▶ **PROVIDED DATA**:
>> START
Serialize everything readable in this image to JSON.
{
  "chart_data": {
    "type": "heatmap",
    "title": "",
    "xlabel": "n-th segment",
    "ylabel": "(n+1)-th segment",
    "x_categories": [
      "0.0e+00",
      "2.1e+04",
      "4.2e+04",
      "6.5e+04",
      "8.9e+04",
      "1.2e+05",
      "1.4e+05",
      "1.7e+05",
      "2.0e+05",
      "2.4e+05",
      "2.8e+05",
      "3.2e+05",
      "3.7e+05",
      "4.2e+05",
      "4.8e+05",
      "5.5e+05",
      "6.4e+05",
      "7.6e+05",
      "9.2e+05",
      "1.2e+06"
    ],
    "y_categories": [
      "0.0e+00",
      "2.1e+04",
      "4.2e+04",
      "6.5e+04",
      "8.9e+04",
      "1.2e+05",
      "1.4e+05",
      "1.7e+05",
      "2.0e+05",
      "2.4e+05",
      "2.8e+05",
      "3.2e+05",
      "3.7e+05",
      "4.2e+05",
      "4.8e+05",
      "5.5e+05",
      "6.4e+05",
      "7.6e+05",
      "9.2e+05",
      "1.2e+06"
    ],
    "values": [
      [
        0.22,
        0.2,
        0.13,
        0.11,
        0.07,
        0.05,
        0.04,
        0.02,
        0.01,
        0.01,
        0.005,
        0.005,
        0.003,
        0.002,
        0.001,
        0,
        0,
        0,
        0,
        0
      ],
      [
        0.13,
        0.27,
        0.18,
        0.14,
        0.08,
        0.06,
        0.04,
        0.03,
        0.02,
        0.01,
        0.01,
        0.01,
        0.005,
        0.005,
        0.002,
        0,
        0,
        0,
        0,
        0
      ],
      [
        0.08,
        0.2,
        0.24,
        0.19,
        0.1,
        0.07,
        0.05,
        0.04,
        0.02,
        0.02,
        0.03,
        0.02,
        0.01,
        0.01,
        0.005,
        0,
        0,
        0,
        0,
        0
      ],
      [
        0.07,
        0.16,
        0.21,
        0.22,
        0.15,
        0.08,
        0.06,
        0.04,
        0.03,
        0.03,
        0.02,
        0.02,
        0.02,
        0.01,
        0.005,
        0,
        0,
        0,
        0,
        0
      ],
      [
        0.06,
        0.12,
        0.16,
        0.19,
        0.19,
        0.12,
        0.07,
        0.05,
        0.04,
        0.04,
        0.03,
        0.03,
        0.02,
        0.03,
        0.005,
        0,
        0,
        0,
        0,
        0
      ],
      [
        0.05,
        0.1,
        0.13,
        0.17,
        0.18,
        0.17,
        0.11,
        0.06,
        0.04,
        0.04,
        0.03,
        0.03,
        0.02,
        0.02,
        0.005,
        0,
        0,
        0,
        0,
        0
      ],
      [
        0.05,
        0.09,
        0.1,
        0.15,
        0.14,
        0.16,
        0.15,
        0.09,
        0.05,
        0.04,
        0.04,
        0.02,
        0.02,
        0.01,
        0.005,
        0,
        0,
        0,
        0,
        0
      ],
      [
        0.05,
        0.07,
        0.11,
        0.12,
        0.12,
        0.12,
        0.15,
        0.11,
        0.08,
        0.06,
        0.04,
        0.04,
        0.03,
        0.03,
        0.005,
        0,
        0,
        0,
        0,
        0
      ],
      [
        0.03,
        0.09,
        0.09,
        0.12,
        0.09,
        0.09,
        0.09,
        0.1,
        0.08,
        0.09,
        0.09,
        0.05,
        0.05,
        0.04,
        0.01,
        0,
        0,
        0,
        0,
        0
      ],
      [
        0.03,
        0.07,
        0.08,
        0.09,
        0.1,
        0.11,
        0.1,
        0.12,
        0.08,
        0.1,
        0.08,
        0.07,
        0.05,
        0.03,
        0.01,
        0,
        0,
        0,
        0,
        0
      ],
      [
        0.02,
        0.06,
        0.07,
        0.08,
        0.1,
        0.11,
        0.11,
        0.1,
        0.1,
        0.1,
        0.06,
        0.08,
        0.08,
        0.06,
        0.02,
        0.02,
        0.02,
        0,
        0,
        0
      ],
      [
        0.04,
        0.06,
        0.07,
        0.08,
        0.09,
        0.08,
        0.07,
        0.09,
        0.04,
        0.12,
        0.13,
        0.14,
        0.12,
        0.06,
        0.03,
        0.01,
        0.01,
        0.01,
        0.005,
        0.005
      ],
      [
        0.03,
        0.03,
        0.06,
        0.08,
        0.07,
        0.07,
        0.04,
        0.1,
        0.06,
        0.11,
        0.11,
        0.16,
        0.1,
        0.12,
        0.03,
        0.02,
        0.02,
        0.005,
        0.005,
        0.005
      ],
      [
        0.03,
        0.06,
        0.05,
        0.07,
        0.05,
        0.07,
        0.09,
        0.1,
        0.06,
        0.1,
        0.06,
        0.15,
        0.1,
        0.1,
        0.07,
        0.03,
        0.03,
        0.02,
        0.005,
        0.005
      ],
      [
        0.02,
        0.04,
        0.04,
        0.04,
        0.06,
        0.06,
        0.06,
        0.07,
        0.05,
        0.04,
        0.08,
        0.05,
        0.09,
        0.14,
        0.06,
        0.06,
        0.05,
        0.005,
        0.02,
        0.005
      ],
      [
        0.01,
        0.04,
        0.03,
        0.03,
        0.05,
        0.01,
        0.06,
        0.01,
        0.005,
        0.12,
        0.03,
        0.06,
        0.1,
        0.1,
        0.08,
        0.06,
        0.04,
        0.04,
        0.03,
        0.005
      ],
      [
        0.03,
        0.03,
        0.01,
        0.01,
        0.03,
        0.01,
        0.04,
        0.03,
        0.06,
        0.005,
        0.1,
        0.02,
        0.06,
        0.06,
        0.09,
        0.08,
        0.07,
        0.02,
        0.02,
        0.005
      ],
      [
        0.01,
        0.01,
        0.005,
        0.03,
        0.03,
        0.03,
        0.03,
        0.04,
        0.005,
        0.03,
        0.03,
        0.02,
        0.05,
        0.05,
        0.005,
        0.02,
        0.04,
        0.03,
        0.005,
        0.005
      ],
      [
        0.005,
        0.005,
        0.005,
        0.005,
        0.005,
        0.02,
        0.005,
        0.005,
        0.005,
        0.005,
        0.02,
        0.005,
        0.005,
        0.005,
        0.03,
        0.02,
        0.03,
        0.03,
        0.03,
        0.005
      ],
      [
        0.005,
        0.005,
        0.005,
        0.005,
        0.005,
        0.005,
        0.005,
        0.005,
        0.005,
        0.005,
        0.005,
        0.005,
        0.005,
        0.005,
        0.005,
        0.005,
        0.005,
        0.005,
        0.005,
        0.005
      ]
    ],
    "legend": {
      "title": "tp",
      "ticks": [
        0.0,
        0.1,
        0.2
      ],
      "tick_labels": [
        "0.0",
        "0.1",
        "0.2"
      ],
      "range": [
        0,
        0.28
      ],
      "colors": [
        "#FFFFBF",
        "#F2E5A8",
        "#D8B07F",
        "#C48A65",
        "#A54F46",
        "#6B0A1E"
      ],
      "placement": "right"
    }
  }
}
>> END
Identify and extract each line of the listing that contains "segment".

▶ **EXERCISE SOLUTION**:
    "xlabel": "n-th segment",
    "ylabel": "(n+1)-th segment",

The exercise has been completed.